• [Task instructions] Pictures aside, write out every record exactly as it appears.

Items from a figure collection

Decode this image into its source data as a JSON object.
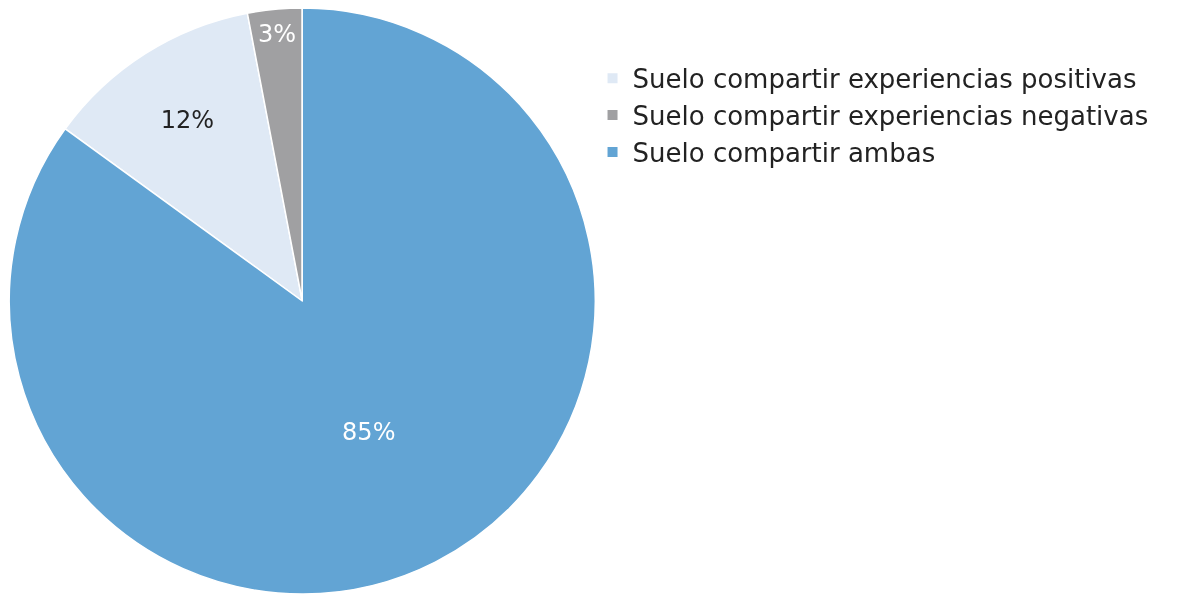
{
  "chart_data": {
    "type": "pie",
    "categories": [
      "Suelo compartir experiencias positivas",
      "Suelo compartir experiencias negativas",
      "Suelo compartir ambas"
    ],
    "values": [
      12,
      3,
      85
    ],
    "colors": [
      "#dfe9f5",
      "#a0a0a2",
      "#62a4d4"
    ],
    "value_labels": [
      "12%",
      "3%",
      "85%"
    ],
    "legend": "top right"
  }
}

• [The completed task]
Decode this image into its source data as a JSON object.
{
  "chart_data": {
    "type": "pie",
    "categories": [
      "Suelo compartir experiencias positivas",
      "Suelo compartir experiencias negativas",
      "Suelo compartir ambas"
    ],
    "values": [
      12,
      3,
      85
    ],
    "colors": [
      "#dfe9f5",
      "#a0a0a2",
      "#62a4d4"
    ],
    "value_labels": [
      "12%",
      "3%",
      "85%"
    ],
    "legend": "top right"
  }
}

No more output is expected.